- Stated task
Take every line where the string "διάρκεια" appears and copy it.

** start **

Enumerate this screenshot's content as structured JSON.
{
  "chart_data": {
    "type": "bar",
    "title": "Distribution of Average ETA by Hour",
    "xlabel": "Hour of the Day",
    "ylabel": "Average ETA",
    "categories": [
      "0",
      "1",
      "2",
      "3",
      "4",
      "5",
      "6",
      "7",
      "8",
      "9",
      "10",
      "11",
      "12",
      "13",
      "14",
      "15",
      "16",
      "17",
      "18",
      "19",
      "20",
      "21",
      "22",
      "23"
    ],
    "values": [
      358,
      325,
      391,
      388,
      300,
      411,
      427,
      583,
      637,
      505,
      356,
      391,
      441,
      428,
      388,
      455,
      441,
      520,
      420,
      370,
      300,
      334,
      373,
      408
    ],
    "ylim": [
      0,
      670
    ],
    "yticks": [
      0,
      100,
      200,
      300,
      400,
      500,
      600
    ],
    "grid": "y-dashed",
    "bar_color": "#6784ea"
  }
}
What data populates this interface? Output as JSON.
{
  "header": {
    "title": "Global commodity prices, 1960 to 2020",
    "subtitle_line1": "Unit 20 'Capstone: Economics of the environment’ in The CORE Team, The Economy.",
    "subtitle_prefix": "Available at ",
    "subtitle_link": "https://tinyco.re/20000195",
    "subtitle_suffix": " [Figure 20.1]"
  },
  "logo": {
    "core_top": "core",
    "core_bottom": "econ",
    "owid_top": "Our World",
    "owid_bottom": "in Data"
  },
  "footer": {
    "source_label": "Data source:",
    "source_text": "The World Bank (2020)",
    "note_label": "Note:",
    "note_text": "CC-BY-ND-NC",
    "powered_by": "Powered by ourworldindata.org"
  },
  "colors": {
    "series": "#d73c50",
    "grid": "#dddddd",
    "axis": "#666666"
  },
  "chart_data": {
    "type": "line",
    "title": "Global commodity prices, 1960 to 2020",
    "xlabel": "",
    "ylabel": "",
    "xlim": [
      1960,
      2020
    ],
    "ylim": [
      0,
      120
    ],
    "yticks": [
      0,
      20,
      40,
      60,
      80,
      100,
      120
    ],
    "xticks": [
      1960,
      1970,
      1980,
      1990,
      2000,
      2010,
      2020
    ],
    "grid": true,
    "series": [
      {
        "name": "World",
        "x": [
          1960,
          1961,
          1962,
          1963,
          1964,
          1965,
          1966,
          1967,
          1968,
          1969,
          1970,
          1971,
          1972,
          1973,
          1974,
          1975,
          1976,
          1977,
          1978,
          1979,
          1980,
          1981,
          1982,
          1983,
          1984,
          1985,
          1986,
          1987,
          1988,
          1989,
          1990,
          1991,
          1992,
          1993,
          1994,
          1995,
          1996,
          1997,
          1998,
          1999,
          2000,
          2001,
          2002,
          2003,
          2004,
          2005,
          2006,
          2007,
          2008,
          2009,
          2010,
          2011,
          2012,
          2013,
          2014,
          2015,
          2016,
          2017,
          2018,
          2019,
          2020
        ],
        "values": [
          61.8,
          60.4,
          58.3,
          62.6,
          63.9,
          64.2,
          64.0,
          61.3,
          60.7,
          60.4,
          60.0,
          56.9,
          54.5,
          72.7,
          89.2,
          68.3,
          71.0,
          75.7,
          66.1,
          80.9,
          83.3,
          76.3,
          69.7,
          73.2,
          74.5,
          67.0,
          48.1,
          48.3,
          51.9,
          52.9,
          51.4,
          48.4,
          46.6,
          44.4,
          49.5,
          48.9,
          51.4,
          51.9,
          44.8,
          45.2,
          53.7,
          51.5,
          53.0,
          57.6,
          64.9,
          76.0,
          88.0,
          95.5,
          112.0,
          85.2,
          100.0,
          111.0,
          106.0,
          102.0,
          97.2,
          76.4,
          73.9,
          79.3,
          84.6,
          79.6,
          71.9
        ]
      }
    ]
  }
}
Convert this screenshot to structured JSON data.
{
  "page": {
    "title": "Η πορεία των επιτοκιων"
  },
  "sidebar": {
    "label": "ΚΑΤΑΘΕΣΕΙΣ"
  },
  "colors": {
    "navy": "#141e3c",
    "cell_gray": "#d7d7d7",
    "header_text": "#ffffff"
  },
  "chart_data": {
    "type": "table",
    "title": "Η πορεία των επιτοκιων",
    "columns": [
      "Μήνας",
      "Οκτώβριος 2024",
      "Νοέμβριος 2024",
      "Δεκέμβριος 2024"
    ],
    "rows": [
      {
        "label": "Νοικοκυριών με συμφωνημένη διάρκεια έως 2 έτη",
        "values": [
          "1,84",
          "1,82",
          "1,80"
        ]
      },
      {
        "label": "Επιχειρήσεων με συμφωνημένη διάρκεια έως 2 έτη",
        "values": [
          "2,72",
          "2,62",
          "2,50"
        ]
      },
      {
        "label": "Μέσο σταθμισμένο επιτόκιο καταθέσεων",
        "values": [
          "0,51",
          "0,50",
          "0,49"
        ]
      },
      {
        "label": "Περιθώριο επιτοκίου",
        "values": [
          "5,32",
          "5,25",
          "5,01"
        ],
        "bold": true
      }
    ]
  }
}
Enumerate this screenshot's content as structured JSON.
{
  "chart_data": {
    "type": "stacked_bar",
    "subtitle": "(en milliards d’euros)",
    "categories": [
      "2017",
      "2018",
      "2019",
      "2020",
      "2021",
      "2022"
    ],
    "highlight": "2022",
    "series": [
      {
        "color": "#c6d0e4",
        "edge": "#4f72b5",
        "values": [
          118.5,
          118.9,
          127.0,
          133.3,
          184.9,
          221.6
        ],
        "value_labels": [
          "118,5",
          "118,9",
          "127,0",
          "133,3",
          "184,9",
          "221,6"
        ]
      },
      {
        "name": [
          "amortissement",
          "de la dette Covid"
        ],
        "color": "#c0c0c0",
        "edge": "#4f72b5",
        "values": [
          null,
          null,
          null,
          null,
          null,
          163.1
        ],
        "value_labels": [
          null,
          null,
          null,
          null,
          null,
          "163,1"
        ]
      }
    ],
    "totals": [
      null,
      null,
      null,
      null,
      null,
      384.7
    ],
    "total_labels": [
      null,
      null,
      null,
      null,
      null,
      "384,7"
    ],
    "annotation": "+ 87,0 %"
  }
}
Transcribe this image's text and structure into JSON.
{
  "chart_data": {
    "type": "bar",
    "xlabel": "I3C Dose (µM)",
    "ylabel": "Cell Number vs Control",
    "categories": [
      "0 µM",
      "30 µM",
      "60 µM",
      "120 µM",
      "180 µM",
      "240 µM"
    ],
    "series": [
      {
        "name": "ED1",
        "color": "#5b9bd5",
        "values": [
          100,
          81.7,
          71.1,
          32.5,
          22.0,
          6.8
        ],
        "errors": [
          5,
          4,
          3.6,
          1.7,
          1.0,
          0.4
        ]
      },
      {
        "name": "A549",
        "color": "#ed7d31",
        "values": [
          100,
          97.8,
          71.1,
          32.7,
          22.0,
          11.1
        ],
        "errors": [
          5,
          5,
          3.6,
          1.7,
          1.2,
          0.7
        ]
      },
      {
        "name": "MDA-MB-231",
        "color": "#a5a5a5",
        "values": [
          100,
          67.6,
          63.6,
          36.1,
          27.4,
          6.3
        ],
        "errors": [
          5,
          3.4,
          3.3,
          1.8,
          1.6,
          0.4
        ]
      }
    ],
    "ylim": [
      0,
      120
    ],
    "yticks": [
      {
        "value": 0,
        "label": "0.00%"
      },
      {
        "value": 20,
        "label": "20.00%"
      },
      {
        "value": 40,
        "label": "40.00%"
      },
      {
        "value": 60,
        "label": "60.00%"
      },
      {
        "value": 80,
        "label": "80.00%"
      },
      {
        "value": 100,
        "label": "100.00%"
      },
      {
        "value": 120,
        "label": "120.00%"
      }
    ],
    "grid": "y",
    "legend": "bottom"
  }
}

** end **

- Written solution
        "label": "Νοικοκυριών με συμφωνημένη διάρκεια έως 2 έτη",
        "label": "Επιχειρήσεων με συμφωνημένη διάρκεια έως 2 έτη",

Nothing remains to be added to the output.